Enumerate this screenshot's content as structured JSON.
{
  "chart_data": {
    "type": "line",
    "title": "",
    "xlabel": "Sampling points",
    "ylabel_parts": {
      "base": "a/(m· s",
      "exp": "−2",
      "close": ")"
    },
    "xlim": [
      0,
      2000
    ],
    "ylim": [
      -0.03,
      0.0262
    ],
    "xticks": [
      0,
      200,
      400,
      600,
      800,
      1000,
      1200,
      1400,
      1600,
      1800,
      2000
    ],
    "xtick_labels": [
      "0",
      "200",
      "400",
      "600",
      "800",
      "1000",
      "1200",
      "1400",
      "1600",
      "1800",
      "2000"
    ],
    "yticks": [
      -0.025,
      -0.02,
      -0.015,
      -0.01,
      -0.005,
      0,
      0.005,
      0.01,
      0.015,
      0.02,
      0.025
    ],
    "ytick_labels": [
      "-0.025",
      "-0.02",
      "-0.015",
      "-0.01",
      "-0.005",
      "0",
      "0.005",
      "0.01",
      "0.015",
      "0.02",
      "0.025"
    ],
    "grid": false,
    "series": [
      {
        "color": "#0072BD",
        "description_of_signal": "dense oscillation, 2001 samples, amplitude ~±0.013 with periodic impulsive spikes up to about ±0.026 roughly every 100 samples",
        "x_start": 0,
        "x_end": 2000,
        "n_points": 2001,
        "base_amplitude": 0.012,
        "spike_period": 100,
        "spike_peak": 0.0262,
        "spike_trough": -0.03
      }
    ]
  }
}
==================================================
Task statement:
Take the entries above and copy them out exactly.

Answer to this problem:
Enumerate this screenshot's content as structured JSON.
{
  "chart_data": {
    "type": "line",
    "title": "",
    "xlabel": "Sampling points",
    "ylabel_parts": {
      "base": "a/(m· s",
      "exp": "−2",
      "close": ")"
    },
    "xlim": [
      0,
      2000
    ],
    "ylim": [
      -0.03,
      0.0262
    ],
    "xticks": [
      0,
      200,
      400,
      600,
      800,
      1000,
      1200,
      1400,
      1600,
      1800,
      2000
    ],
    "xtick_labels": [
      "0",
      "200",
      "400",
      "600",
      "800",
      "1000",
      "1200",
      "1400",
      "1600",
      "1800",
      "2000"
    ],
    "yticks": [
      -0.025,
      -0.02,
      -0.015,
      -0.01,
      -0.005,
      0,
      0.005,
      0.01,
      0.015,
      0.02,
      0.025
    ],
    "ytick_labels": [
      "-0.025",
      "-0.02",
      "-0.015",
      "-0.01",
      "-0.005",
      "0",
      "0.005",
      "0.01",
      "0.015",
      "0.02",
      "0.025"
    ],
    "grid": false,
    "series": [
      {
        "color": "#0072BD",
        "description_of_signal": "dense oscillation, 2001 samples, amplitude ~±0.013 with periodic impulsive spikes up to about ±0.026 roughly every 100 samples",
        "x_start": 0,
        "x_end": 2000,
        "n_points": 2001,
        "base_amplitude": 0.012,
        "spike_period": 100,
        "spike_peak": 0.0262,
        "spike_trough": -0.03
      }
    ]
  }
}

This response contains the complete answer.